● **Written exercise**: Locate each line below that includes "according" and reproduce it.
===
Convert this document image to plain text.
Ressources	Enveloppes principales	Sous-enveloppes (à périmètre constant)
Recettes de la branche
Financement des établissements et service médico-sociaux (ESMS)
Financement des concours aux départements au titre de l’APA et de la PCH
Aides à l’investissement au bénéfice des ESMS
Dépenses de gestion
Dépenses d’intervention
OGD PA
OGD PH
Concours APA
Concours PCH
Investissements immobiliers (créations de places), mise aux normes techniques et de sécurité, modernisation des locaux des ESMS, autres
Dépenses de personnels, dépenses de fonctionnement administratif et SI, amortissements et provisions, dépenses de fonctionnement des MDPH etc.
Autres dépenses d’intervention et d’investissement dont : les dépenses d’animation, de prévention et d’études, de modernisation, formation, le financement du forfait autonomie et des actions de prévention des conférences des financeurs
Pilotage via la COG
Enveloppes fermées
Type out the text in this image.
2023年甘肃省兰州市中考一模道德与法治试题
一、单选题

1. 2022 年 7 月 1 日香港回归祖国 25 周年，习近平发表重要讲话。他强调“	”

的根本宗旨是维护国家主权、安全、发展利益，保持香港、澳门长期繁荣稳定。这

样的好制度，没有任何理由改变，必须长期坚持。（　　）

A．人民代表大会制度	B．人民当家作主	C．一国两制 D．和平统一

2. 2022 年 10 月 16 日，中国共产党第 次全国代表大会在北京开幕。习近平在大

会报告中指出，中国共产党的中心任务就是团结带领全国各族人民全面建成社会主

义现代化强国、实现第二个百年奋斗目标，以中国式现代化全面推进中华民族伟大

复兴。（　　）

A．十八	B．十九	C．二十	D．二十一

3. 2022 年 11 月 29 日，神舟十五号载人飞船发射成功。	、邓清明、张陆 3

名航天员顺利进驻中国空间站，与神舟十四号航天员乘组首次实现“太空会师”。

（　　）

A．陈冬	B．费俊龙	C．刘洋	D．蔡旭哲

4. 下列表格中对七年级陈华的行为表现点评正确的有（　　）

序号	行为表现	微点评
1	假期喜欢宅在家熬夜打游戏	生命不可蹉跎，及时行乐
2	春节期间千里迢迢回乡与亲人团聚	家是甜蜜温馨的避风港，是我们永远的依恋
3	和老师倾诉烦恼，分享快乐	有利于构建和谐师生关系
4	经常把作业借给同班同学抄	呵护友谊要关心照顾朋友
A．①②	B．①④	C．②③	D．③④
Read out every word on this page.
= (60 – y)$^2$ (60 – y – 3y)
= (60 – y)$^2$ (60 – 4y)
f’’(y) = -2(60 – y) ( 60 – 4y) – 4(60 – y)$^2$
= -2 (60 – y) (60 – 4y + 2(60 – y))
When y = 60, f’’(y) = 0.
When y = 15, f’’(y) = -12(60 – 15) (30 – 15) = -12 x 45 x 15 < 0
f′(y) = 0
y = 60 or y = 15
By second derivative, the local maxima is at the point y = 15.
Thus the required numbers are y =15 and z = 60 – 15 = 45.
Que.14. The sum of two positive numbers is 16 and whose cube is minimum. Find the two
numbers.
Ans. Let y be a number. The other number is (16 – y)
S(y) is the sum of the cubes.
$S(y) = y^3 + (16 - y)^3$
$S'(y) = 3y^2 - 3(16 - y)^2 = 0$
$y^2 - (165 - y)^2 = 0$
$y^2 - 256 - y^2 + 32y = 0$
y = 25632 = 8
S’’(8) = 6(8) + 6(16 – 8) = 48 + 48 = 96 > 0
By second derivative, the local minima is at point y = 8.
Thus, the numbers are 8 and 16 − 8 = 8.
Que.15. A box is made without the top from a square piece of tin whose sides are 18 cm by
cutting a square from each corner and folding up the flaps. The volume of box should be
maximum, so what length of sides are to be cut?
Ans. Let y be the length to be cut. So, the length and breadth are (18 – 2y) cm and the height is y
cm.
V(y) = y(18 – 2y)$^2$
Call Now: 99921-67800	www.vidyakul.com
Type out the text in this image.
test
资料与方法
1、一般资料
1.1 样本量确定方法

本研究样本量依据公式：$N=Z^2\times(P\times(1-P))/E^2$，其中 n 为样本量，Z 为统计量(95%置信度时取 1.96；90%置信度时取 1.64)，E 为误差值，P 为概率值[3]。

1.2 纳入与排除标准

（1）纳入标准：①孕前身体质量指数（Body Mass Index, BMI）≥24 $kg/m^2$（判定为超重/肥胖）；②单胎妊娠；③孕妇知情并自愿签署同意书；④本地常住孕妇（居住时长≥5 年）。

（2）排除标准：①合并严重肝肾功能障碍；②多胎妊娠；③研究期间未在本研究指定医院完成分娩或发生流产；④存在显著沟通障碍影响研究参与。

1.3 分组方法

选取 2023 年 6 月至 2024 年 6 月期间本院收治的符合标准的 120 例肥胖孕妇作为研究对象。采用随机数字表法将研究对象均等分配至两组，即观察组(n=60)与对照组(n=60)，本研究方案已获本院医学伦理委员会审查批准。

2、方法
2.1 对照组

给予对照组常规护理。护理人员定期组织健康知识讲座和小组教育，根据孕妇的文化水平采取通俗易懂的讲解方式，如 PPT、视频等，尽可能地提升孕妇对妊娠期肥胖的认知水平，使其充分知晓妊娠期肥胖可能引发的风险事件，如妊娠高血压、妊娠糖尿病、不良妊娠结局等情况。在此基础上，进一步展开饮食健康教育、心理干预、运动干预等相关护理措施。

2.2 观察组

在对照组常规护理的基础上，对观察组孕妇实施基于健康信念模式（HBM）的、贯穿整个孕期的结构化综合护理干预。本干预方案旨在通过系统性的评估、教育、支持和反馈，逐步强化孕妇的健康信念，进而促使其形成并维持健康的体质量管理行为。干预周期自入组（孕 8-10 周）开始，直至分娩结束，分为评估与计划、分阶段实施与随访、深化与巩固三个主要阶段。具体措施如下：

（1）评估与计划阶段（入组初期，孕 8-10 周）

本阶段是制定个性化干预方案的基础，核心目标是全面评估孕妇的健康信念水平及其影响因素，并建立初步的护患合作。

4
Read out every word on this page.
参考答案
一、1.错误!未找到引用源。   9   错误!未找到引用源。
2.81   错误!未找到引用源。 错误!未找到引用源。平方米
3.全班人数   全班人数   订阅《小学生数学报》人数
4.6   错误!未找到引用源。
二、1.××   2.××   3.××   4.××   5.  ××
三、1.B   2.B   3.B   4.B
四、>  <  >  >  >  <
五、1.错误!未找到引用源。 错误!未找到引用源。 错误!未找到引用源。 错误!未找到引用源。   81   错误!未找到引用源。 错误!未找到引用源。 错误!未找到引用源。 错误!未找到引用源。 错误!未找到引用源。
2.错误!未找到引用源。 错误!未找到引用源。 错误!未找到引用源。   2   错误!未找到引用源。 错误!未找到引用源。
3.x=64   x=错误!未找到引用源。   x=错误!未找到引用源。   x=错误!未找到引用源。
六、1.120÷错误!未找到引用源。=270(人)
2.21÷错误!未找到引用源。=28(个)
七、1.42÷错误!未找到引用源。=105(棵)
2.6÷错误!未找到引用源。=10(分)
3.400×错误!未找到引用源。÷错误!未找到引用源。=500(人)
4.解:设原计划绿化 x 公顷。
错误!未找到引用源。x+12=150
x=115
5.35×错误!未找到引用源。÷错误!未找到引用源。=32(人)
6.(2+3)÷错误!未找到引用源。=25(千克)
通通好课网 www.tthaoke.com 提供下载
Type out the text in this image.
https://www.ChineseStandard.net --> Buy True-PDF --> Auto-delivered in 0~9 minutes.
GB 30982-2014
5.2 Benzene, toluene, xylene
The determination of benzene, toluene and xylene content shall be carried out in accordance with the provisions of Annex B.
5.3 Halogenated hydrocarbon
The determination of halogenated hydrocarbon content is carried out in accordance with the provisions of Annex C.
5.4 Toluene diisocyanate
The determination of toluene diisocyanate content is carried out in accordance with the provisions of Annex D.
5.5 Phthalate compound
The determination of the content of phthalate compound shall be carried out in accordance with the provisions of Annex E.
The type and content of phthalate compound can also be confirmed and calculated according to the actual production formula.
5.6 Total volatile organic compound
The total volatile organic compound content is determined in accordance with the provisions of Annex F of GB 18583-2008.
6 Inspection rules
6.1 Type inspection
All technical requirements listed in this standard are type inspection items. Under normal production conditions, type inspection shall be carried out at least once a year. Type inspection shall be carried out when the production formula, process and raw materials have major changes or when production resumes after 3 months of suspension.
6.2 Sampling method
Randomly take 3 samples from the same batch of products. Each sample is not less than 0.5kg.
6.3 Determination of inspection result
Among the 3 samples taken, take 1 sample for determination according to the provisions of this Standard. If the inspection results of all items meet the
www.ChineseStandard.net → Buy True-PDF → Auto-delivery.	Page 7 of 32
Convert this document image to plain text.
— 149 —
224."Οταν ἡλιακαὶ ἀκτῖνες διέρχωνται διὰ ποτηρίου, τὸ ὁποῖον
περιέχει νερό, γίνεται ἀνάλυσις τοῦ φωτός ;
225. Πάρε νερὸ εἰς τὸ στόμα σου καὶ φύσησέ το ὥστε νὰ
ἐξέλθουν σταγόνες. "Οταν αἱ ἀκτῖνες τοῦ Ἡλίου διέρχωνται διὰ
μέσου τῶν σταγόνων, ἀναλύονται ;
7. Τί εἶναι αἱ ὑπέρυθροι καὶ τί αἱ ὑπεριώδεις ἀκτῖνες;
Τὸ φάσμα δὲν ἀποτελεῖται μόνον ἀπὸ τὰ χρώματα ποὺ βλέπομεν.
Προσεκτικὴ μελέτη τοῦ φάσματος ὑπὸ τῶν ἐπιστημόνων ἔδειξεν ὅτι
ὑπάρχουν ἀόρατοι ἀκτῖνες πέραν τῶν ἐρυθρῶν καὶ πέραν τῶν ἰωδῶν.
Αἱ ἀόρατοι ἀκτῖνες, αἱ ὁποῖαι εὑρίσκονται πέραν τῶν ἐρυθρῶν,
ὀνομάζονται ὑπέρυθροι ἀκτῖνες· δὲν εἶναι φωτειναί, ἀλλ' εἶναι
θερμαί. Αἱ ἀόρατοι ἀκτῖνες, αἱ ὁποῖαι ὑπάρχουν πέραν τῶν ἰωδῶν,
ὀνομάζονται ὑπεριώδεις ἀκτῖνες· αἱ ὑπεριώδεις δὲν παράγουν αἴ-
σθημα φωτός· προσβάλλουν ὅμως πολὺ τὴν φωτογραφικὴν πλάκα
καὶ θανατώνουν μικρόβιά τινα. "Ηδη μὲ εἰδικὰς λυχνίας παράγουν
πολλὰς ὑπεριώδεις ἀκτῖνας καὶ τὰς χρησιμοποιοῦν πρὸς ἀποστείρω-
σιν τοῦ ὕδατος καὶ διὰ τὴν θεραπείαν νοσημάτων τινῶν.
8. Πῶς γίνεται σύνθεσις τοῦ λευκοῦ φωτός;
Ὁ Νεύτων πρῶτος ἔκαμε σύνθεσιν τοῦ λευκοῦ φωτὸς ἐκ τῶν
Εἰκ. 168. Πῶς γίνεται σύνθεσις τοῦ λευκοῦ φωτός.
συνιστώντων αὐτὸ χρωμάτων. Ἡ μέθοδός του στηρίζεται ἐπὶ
===
● **Result of the exercise**:
The type and content of phthalate compound can also be confirmed and calculated according to the actual production formula.
Among the 3 samples taken, take 1 sample for determination according to the provisions of this Standard. If the inspection results of all items meet the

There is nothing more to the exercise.